■ Data supplied:
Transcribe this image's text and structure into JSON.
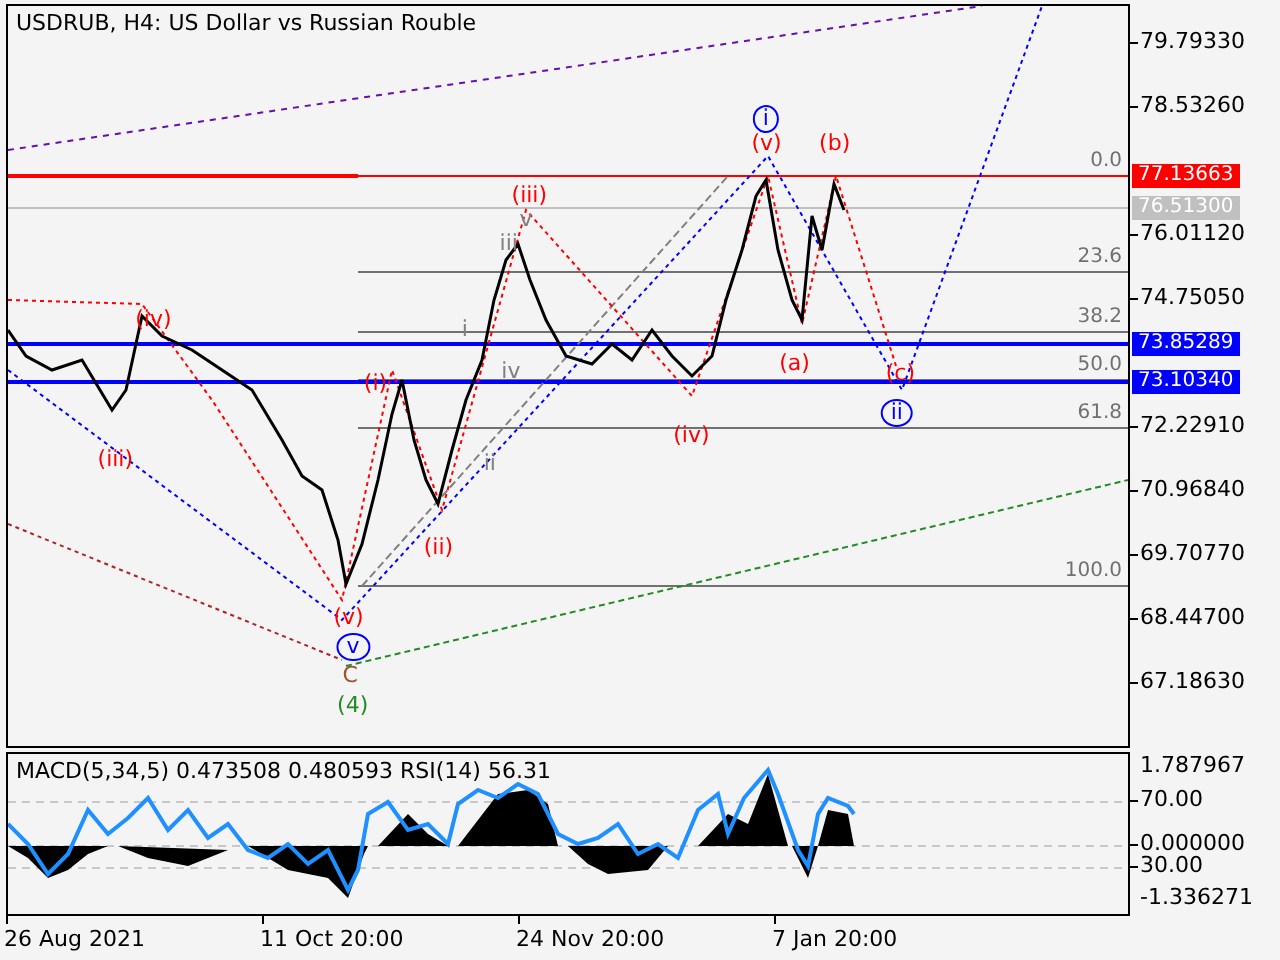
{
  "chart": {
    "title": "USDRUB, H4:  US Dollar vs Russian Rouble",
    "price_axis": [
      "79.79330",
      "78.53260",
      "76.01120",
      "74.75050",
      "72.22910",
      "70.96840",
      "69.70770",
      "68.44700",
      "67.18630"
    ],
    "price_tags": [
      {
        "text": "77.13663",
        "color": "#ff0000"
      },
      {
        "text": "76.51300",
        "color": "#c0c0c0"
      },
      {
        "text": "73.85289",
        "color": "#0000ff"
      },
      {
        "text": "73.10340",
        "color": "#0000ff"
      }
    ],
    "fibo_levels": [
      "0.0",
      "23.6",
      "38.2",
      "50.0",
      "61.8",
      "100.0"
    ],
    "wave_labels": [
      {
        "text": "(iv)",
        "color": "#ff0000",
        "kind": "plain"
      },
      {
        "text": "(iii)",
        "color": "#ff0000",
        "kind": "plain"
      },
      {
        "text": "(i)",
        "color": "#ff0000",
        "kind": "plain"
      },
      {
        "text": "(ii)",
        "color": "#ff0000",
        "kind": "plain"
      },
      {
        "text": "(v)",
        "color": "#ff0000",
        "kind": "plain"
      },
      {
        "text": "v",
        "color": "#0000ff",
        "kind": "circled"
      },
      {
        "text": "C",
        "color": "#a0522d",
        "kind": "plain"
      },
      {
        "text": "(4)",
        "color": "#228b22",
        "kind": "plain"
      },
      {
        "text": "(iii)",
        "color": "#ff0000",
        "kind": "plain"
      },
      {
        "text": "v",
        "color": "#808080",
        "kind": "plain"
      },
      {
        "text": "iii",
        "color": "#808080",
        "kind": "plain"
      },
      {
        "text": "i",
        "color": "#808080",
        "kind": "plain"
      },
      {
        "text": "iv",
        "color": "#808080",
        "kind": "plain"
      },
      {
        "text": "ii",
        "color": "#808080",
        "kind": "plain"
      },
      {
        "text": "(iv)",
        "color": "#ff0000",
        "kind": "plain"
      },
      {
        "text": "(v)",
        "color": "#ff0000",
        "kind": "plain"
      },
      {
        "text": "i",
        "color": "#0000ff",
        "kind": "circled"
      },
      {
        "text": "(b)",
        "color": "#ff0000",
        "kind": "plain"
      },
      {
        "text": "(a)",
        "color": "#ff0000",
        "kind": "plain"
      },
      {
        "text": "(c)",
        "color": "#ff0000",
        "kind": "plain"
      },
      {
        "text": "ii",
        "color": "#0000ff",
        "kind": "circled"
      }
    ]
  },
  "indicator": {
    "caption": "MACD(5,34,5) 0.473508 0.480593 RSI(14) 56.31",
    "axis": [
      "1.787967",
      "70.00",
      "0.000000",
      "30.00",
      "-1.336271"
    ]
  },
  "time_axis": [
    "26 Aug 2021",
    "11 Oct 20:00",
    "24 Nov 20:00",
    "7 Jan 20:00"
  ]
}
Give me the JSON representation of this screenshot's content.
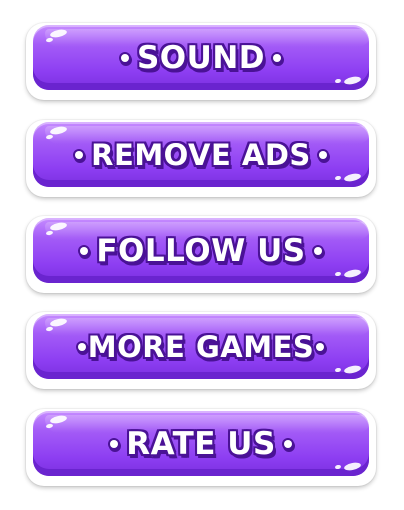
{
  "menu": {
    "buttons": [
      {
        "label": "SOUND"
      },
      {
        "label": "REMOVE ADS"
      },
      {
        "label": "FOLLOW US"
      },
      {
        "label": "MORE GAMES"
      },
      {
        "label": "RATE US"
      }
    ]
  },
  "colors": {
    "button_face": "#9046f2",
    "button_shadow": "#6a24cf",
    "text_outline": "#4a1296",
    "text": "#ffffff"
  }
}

■ Task prompt: Reproduce, word for word, every line from the one that contains "Give me the" to the end of the data, including both ends; omit all pictures.

■ Solution for this exercise:
Give me the JSON representation of this screenshot's content.
{
  "menu": {
    "buttons": [
      {
        "label": "SOUND"
      },
      {
        "label": "REMOVE ADS"
      },
      {
        "label": "FOLLOW US"
      },
      {
        "label": "MORE GAMES"
      },
      {
        "label": "RATE US"
      }
    ]
  },
  "colors": {
    "button_face": "#9046f2",
    "button_shadow": "#6a24cf",
    "text_outline": "#4a1296",
    "text": "#ffffff"
  }
}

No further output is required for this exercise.